**Problem details**
Copy each entry below exactly.

*** Excerpted records ***

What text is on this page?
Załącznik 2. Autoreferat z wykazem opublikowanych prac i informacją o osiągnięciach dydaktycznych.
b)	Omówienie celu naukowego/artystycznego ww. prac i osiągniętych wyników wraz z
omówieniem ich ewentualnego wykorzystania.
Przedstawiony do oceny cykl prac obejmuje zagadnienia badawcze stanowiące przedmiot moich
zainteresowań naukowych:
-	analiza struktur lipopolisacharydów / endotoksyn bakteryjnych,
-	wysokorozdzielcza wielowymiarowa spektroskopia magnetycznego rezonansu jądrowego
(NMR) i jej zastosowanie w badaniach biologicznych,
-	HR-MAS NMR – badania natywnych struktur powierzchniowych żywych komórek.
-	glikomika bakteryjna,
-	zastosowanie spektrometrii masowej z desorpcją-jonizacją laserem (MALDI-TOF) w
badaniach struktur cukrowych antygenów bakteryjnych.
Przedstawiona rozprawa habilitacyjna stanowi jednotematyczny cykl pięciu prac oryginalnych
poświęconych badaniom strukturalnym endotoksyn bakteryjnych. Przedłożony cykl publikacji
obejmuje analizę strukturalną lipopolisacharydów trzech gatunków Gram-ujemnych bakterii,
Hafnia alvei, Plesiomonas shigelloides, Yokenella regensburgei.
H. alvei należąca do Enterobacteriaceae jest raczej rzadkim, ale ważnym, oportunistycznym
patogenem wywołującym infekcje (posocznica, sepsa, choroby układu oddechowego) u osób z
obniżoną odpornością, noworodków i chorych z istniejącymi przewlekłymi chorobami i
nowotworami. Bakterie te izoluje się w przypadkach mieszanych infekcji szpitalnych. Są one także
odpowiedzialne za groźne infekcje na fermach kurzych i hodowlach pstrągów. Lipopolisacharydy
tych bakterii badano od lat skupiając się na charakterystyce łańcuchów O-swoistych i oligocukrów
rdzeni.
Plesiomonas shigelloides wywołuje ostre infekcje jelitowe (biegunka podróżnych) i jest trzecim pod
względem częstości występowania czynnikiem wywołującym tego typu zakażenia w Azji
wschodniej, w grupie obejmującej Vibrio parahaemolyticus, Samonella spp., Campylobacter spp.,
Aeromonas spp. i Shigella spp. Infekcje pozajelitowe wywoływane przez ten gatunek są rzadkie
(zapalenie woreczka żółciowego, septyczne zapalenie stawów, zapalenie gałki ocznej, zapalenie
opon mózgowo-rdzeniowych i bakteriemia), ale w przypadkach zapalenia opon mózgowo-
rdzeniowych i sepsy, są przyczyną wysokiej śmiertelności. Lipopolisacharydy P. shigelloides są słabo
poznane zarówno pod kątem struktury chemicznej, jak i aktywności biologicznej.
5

*** End of Excerpted records ***

**Answer box**
What text is on this page?
Załącznik 2. Autoreferat z wykazem opublikowanych prac i informacją o osiągnięciach dydaktycznych.
b)	Omówienie celu naukowego/artystycznego ww. prac i osiągniętych wyników wraz z
omówieniem ich ewentualnego wykorzystania.
Przedstawiony do oceny cykl prac obejmuje zagadnienia badawcze stanowiące przedmiot moich
zainteresowań naukowych:
-	analiza struktur lipopolisacharydów / endotoksyn bakteryjnych,
-	wysokorozdzielcza wielowymiarowa spektroskopia magnetycznego rezonansu jądrowego
(NMR) i jej zastosowanie w badaniach biologicznych,
-	HR-MAS NMR – badania natywnych struktur powierzchniowych żywych komórek.
-	glikomika bakteryjna,
-	zastosowanie spektrometrii masowej z desorpcją-jonizacją laserem (MALDI-TOF) w
badaniach struktur cukrowych antygenów bakteryjnych.
Przedstawiona rozprawa habilitacyjna stanowi jednotematyczny cykl pięciu prac oryginalnych
poświęconych badaniom strukturalnym endotoksyn bakteryjnych. Przedłożony cykl publikacji
obejmuje analizę strukturalną lipopolisacharydów trzech gatunków Gram-ujemnych bakterii,
Hafnia alvei, Plesiomonas shigelloides, Yokenella regensburgei.
H. alvei należąca do Enterobacteriaceae jest raczej rzadkim, ale ważnym, oportunistycznym
patogenem wywołującym infekcje (posocznica, sepsa, choroby układu oddechowego) u osób z
obniżoną odpornością, noworodków i chorych z istniejącymi przewlekłymi chorobami i
nowotworami. Bakterie te izoluje się w przypadkach mieszanych infekcji szpitalnych. Są one także
odpowiedzialne za groźne infekcje na fermach kurzych i hodowlach pstrągów. Lipopolisacharydy
tych bakterii badano od lat skupiając się na charakterystyce łańcuchów O-swoistych i oligocukrów
rdzeni.
Plesiomonas shigelloides wywołuje ostre infekcje jelitowe (biegunka podróżnych) i jest trzecim pod
względem częstości występowania czynnikiem wywołującym tego typu zakażenia w Azji
wschodniej, w grupie obejmującej Vibrio parahaemolyticus, Samonella spp., Campylobacter spp.,
Aeromonas spp. i Shigella spp. Infekcje pozajelitowe wywoływane przez ten gatunek są rzadkie
(zapalenie woreczka żółciowego, septyczne zapalenie stawów, zapalenie gałki ocznej, zapalenie
opon mózgowo-rdzeniowych i bakteriemia), ale w przypadkach zapalenia opon mózgowo-
rdzeniowych i sepsy, są przyczyną wysokiej śmiertelności. Lipopolisacharydy P. shigelloides są słabo
poznane zarówno pod kątem struktury chemicznej, jak i aktywności biologicznej.
5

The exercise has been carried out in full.